> **WRITTEN EXERCISE**: Retype all of the data exactly as given.

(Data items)

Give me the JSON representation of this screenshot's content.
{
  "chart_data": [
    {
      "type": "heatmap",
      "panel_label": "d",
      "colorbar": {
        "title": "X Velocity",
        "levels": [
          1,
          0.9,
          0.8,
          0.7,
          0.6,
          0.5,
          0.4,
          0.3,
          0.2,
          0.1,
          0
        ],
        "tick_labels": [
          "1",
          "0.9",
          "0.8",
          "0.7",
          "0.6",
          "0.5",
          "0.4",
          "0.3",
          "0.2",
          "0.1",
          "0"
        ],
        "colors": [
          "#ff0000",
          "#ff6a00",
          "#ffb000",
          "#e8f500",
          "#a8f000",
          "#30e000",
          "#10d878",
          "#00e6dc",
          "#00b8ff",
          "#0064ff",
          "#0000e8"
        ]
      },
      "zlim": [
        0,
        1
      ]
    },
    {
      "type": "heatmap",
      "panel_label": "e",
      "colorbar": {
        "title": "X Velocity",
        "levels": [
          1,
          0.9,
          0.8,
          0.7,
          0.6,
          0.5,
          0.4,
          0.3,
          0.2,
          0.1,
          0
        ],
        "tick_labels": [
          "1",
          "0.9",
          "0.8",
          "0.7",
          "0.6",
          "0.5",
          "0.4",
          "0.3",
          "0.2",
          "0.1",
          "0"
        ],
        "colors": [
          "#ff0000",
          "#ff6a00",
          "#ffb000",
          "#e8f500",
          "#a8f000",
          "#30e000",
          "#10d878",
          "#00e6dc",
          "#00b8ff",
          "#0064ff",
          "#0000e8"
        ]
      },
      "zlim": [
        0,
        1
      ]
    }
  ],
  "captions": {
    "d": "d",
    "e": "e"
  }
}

> **WRITTEN SOLUTION**:
Give me the JSON representation of this screenshot's content.
{
  "chart_data": [
    {
      "type": "heatmap",
      "panel_label": "d",
      "colorbar": {
        "title": "X Velocity",
        "levels": [
          1,
          0.9,
          0.8,
          0.7,
          0.6,
          0.5,
          0.4,
          0.3,
          0.2,
          0.1,
          0
        ],
        "tick_labels": [
          "1",
          "0.9",
          "0.8",
          "0.7",
          "0.6",
          "0.5",
          "0.4",
          "0.3",
          "0.2",
          "0.1",
          "0"
        ],
        "colors": [
          "#ff0000",
          "#ff6a00",
          "#ffb000",
          "#e8f500",
          "#a8f000",
          "#30e000",
          "#10d878",
          "#00e6dc",
          "#00b8ff",
          "#0064ff",
          "#0000e8"
        ]
      },
      "zlim": [
        0,
        1
      ]
    },
    {
      "type": "heatmap",
      "panel_label": "e",
      "colorbar": {
        "title": "X Velocity",
        "levels": [
          1,
          0.9,
          0.8,
          0.7,
          0.6,
          0.5,
          0.4,
          0.3,
          0.2,
          0.1,
          0
        ],
        "tick_labels": [
          "1",
          "0.9",
          "0.8",
          "0.7",
          "0.6",
          "0.5",
          "0.4",
          "0.3",
          "0.2",
          "0.1",
          "0"
        ],
        "colors": [
          "#ff0000",
          "#ff6a00",
          "#ffb000",
          "#e8f500",
          "#a8f000",
          "#30e000",
          "#10d878",
          "#00e6dc",
          "#00b8ff",
          "#0064ff",
          "#0000e8"
        ]
      },
      "zlim": [
        0,
        1
      ]
    }
  ],
  "captions": {
    "d": "d",
    "e": "e"
  }
}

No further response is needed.